### DESCRIPTION OF THE TASK
Write only the number of lines holding the string "trained".

### GIVEN RECORDS
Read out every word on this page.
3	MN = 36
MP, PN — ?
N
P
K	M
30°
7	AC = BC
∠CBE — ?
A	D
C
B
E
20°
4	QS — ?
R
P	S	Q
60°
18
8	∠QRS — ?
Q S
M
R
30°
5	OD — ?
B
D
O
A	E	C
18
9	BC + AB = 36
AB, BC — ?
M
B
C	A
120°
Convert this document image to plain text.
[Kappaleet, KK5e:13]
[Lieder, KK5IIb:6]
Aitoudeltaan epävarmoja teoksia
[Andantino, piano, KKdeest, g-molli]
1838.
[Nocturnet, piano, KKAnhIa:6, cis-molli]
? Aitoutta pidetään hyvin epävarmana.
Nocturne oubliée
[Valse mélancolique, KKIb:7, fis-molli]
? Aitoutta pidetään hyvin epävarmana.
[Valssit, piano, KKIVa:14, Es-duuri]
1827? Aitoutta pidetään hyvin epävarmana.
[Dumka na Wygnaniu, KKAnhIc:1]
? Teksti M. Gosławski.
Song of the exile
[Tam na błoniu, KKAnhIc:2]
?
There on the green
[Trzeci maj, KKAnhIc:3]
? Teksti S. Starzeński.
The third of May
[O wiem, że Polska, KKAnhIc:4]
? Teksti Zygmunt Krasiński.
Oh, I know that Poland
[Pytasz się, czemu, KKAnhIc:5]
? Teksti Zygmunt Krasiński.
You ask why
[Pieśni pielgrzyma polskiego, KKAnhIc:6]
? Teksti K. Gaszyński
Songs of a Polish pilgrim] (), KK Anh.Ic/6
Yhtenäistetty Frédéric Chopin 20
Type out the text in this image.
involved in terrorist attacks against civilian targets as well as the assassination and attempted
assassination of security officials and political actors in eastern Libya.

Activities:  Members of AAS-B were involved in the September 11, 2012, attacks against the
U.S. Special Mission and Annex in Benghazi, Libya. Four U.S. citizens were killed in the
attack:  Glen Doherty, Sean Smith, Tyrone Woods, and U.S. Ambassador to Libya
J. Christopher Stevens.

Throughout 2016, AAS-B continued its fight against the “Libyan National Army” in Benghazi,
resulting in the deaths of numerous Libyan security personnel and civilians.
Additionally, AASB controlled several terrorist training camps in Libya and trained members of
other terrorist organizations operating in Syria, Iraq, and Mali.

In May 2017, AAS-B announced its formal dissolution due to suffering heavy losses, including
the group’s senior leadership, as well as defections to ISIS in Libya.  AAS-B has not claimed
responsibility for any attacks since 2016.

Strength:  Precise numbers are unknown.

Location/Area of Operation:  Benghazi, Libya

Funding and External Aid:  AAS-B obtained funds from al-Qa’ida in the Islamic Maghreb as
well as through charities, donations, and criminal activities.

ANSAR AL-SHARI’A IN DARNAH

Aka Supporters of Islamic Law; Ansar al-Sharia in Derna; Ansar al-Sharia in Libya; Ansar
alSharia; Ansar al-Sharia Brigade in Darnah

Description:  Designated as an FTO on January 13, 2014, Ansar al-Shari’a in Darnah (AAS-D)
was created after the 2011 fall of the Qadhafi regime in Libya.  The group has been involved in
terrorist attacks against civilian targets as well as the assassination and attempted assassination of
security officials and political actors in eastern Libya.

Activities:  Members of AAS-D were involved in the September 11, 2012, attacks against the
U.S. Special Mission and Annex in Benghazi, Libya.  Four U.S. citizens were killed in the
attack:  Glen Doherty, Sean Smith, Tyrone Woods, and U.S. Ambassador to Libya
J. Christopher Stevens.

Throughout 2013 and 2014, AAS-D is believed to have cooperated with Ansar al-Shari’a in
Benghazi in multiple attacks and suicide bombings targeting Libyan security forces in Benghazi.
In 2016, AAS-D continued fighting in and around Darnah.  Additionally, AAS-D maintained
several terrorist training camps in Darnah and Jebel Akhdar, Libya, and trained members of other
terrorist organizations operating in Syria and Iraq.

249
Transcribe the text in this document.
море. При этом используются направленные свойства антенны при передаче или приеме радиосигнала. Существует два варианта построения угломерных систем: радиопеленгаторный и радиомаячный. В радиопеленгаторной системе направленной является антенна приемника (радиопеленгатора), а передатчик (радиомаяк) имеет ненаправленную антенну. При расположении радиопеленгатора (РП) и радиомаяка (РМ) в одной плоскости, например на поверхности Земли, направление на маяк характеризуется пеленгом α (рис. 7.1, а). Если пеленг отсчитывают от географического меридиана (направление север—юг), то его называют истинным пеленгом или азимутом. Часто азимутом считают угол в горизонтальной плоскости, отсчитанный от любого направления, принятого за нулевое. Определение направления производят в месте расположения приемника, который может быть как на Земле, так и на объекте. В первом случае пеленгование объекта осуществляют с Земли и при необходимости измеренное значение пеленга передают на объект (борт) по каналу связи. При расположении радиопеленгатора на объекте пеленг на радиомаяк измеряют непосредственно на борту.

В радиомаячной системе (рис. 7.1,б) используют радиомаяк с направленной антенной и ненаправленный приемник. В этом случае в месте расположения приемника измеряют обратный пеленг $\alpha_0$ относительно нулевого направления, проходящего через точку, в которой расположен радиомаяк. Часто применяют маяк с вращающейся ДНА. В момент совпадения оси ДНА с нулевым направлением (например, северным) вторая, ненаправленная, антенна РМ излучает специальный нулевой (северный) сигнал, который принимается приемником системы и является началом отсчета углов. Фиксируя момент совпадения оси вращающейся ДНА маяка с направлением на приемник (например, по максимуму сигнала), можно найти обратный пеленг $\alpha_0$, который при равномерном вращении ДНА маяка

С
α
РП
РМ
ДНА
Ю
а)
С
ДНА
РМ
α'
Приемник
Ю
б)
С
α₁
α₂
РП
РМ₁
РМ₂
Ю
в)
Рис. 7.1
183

### THE RESULT
2